▶ **WHAT THE EXERCISE ASKS**:
Retype all of the data exactly as given.

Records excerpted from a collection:
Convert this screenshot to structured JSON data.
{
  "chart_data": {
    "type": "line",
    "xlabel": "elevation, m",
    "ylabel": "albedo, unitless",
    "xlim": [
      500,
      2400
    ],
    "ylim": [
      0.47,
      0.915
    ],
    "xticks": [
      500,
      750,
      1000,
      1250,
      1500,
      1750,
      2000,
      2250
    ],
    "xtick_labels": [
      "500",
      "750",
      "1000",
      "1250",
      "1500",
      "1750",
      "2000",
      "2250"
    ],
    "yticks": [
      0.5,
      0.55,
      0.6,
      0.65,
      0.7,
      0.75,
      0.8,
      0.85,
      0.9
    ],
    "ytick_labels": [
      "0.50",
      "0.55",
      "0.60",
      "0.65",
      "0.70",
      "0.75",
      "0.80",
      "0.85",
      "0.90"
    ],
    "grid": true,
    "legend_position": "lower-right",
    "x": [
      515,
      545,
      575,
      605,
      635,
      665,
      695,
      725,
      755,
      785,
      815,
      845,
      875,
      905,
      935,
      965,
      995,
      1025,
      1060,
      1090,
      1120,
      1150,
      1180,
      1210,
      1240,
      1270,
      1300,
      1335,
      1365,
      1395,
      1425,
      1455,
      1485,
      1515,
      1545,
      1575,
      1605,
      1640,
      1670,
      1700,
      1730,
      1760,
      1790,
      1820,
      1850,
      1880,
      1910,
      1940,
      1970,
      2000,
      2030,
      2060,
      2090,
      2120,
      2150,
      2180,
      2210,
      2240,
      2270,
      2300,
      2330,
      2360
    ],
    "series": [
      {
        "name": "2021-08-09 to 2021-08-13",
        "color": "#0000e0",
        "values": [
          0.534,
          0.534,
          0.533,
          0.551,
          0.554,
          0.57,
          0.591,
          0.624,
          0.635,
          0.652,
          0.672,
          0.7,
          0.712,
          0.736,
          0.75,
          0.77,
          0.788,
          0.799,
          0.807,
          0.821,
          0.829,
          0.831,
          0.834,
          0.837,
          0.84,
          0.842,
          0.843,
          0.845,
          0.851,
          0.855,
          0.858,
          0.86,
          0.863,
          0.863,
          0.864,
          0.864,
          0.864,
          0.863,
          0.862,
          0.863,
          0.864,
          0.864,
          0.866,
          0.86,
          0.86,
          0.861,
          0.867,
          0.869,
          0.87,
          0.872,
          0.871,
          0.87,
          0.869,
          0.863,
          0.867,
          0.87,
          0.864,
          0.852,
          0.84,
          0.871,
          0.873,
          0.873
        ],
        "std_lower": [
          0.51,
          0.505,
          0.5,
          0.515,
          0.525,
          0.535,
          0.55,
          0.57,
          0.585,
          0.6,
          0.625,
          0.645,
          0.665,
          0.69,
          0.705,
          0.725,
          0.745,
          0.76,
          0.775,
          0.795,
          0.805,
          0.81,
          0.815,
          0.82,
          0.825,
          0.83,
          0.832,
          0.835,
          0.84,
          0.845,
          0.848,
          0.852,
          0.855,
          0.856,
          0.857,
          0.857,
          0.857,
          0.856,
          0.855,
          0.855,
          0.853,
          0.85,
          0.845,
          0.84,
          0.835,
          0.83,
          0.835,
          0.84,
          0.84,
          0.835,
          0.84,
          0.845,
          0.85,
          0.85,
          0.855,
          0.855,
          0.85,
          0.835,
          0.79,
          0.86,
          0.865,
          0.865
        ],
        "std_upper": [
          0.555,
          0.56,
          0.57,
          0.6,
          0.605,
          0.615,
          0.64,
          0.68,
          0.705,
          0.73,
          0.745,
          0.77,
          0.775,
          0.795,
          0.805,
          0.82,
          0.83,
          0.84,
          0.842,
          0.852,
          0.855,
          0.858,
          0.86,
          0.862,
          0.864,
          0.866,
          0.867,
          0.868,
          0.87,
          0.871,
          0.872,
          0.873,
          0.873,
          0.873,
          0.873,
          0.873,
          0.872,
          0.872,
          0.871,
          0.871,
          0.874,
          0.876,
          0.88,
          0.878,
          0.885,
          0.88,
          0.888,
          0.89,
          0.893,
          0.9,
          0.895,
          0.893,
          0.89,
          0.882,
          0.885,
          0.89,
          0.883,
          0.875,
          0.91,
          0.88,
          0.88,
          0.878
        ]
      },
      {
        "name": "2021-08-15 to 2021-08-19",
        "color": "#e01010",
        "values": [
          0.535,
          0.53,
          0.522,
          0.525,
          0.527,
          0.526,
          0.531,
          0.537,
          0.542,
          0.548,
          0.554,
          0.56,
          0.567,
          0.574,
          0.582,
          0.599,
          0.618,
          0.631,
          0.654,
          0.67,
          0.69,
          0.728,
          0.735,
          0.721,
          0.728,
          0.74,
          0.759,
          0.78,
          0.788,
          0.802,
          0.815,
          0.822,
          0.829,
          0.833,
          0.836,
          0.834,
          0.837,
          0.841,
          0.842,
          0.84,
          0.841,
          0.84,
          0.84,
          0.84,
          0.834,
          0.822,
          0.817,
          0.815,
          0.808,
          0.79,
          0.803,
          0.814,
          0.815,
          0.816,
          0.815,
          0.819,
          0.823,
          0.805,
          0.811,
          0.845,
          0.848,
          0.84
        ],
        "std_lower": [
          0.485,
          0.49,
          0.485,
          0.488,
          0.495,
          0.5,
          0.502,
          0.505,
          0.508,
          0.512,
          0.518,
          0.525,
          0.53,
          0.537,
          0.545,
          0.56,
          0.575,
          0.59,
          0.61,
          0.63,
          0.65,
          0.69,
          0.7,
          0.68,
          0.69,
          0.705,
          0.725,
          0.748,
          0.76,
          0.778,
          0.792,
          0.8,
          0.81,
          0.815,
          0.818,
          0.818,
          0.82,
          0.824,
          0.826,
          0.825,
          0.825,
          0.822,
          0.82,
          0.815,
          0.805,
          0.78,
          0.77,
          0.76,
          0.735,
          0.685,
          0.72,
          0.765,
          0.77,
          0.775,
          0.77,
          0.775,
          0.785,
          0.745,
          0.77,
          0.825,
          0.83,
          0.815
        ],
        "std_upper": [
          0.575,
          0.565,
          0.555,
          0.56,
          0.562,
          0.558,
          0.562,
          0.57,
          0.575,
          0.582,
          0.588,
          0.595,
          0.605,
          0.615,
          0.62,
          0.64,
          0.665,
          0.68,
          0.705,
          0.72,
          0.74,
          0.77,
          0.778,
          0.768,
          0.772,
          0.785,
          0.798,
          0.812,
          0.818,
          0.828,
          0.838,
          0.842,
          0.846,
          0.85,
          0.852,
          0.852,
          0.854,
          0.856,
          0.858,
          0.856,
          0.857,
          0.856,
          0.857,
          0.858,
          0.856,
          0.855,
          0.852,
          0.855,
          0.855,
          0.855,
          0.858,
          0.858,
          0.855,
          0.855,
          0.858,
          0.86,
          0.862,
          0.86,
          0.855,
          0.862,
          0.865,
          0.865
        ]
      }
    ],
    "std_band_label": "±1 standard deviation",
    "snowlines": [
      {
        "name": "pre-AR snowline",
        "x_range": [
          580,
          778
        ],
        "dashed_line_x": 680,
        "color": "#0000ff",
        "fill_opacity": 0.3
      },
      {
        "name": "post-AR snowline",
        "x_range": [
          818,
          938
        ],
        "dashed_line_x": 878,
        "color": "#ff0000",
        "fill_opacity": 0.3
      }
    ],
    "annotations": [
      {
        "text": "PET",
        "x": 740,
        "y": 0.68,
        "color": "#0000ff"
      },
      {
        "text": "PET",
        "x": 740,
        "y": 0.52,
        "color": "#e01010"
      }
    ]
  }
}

▶ **EXERCISE RESULT**:
Convert this screenshot to structured JSON data.
{
  "chart_data": {
    "type": "line",
    "xlabel": "elevation, m",
    "ylabel": "albedo, unitless",
    "xlim": [
      500,
      2400
    ],
    "ylim": [
      0.47,
      0.915
    ],
    "xticks": [
      500,
      750,
      1000,
      1250,
      1500,
      1750,
      2000,
      2250
    ],
    "xtick_labels": [
      "500",
      "750",
      "1000",
      "1250",
      "1500",
      "1750",
      "2000",
      "2250"
    ],
    "yticks": [
      0.5,
      0.55,
      0.6,
      0.65,
      0.7,
      0.75,
      0.8,
      0.85,
      0.9
    ],
    "ytick_labels": [
      "0.50",
      "0.55",
      "0.60",
      "0.65",
      "0.70",
      "0.75",
      "0.80",
      "0.85",
      "0.90"
    ],
    "grid": true,
    "legend_position": "lower-right",
    "x": [
      515,
      545,
      575,
      605,
      635,
      665,
      695,
      725,
      755,
      785,
      815,
      845,
      875,
      905,
      935,
      965,
      995,
      1025,
      1060,
      1090,
      1120,
      1150,
      1180,
      1210,
      1240,
      1270,
      1300,
      1335,
      1365,
      1395,
      1425,
      1455,
      1485,
      1515,
      1545,
      1575,
      1605,
      1640,
      1670,
      1700,
      1730,
      1760,
      1790,
      1820,
      1850,
      1880,
      1910,
      1940,
      1970,
      2000,
      2030,
      2060,
      2090,
      2120,
      2150,
      2180,
      2210,
      2240,
      2270,
      2300,
      2330,
      2360
    ],
    "series": [
      {
        "name": "2021-08-09 to 2021-08-13",
        "color": "#0000e0",
        "values": [
          0.534,
          0.534,
          0.533,
          0.551,
          0.554,
          0.57,
          0.591,
          0.624,
          0.635,
          0.652,
          0.672,
          0.7,
          0.712,
          0.736,
          0.75,
          0.77,
          0.788,
          0.799,
          0.807,
          0.821,
          0.829,
          0.831,
          0.834,
          0.837,
          0.84,
          0.842,
          0.843,
          0.845,
          0.851,
          0.855,
          0.858,
          0.86,
          0.863,
          0.863,
          0.864,
          0.864,
          0.864,
          0.863,
          0.862,
          0.863,
          0.864,
          0.864,
          0.866,
          0.86,
          0.86,
          0.861,
          0.867,
          0.869,
          0.87,
          0.872,
          0.871,
          0.87,
          0.869,
          0.863,
          0.867,
          0.87,
          0.864,
          0.852,
          0.84,
          0.871,
          0.873,
          0.873
        ],
        "std_lower": [
          0.51,
          0.505,
          0.5,
          0.515,
          0.525,
          0.535,
          0.55,
          0.57,
          0.585,
          0.6,
          0.625,
          0.645,
          0.665,
          0.69,
          0.705,
          0.725,
          0.745,
          0.76,
          0.775,
          0.795,
          0.805,
          0.81,
          0.815,
          0.82,
          0.825,
          0.83,
          0.832,
          0.835,
          0.84,
          0.845,
          0.848,
          0.852,
          0.855,
          0.856,
          0.857,
          0.857,
          0.857,
          0.856,
          0.855,
          0.855,
          0.853,
          0.85,
          0.845,
          0.84,
          0.835,
          0.83,
          0.835,
          0.84,
          0.84,
          0.835,
          0.84,
          0.845,
          0.85,
          0.85,
          0.855,
          0.855,
          0.85,
          0.835,
          0.79,
          0.86,
          0.865,
          0.865
        ],
        "std_upper": [
          0.555,
          0.56,
          0.57,
          0.6,
          0.605,
          0.615,
          0.64,
          0.68,
          0.705,
          0.73,
          0.745,
          0.77,
          0.775,
          0.795,
          0.805,
          0.82,
          0.83,
          0.84,
          0.842,
          0.852,
          0.855,
          0.858,
          0.86,
          0.862,
          0.864,
          0.866,
          0.867,
          0.868,
          0.87,
          0.871,
          0.872,
          0.873,
          0.873,
          0.873,
          0.873,
          0.873,
          0.872,
          0.872,
          0.871,
          0.871,
          0.874,
          0.876,
          0.88,
          0.878,
          0.885,
          0.88,
          0.888,
          0.89,
          0.893,
          0.9,
          0.895,
          0.893,
          0.89,
          0.882,
          0.885,
          0.89,
          0.883,
          0.875,
          0.91,
          0.88,
          0.88,
          0.878
        ]
      },
      {
        "name": "2021-08-15 to 2021-08-19",
        "color": "#e01010",
        "values": [
          0.535,
          0.53,
          0.522,
          0.525,
          0.527,
          0.526,
          0.531,
          0.537,
          0.542,
          0.548,
          0.554,
          0.56,
          0.567,
          0.574,
          0.582,
          0.599,
          0.618,
          0.631,
          0.654,
          0.67,
          0.69,
          0.728,
          0.735,
          0.721,
          0.728,
          0.74,
          0.759,
          0.78,
          0.788,
          0.802,
          0.815,
          0.822,
          0.829,
          0.833,
          0.836,
          0.834,
          0.837,
          0.841,
          0.842,
          0.84,
          0.841,
          0.84,
          0.84,
          0.84,
          0.834,
          0.822,
          0.817,
          0.815,
          0.808,
          0.79,
          0.803,
          0.814,
          0.815,
          0.816,
          0.815,
          0.819,
          0.823,
          0.805,
          0.811,
          0.845,
          0.848,
          0.84
        ],
        "std_lower": [
          0.485,
          0.49,
          0.485,
          0.488,
          0.495,
          0.5,
          0.502,
          0.505,
          0.508,
          0.512,
          0.518,
          0.525,
          0.53,
          0.537,
          0.545,
          0.56,
          0.575,
          0.59,
          0.61,
          0.63,
          0.65,
          0.69,
          0.7,
          0.68,
          0.69,
          0.705,
          0.725,
          0.748,
          0.76,
          0.778,
          0.792,
          0.8,
          0.81,
          0.815,
          0.818,
          0.818,
          0.82,
          0.824,
          0.826,
          0.825,
          0.825,
          0.822,
          0.82,
          0.815,
          0.805,
          0.78,
          0.77,
          0.76,
          0.735,
          0.685,
          0.72,
          0.765,
          0.77,
          0.775,
          0.77,
          0.775,
          0.785,
          0.745,
          0.77,
          0.825,
          0.83,
          0.815
        ],
        "std_upper": [
          0.575,
          0.565,
          0.555,
          0.56,
          0.562,
          0.558,
          0.562,
          0.57,
          0.575,
          0.582,
          0.588,
          0.595,
          0.605,
          0.615,
          0.62,
          0.64,
          0.665,
          0.68,
          0.705,
          0.72,
          0.74,
          0.77,
          0.778,
          0.768,
          0.772,
          0.785,
          0.798,
          0.812,
          0.818,
          0.828,
          0.838,
          0.842,
          0.846,
          0.85,
          0.852,
          0.852,
          0.854,
          0.856,
          0.858,
          0.856,
          0.857,
          0.856,
          0.857,
          0.858,
          0.856,
          0.855,
          0.852,
          0.855,
          0.855,
          0.855,
          0.858,
          0.858,
          0.855,
          0.855,
          0.858,
          0.86,
          0.862,
          0.86,
          0.855,
          0.862,
          0.865,
          0.865
        ]
      }
    ],
    "std_band_label": "±1 standard deviation",
    "snowlines": [
      {
        "name": "pre-AR snowline",
        "x_range": [
          580,
          778
        ],
        "dashed_line_x": 680,
        "color": "#0000ff",
        "fill_opacity": 0.3
      },
      {
        "name": "post-AR snowline",
        "x_range": [
          818,
          938
        ],
        "dashed_line_x": 878,
        "color": "#ff0000",
        "fill_opacity": 0.3
      }
    ],
    "annotations": [
      {
        "text": "PET",
        "x": 740,
        "y": 0.68,
        "color": "#0000ff"
      },
      {
        "text": "PET",
        "x": 740,
        "y": 0.52,
        "color": "#e01010"
      }
    ]
  }
}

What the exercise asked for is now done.